▶ WRITTEN TASK:
Check each line of the material below for the string "title", then report how many lines have it, and nothing else.

▶ SOURCE RECORDS:

%%

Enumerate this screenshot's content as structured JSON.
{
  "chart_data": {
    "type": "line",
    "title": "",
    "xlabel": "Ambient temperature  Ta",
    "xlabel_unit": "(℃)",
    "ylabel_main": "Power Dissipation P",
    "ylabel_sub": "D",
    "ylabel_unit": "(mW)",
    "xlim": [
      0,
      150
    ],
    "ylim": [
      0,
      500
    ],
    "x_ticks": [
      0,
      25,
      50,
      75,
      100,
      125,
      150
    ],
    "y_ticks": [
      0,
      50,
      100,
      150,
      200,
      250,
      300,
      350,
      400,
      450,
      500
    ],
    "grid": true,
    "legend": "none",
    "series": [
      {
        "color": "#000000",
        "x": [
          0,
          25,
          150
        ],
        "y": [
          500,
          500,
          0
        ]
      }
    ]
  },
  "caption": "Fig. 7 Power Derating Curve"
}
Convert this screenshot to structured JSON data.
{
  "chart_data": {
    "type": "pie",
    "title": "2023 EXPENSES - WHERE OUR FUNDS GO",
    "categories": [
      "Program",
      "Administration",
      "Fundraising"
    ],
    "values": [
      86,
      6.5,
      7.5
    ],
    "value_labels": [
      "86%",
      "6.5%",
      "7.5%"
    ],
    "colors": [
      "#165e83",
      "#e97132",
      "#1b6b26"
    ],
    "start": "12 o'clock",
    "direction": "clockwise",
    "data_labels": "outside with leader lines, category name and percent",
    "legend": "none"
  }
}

%%

▶ CORRECT RESPONSE:
2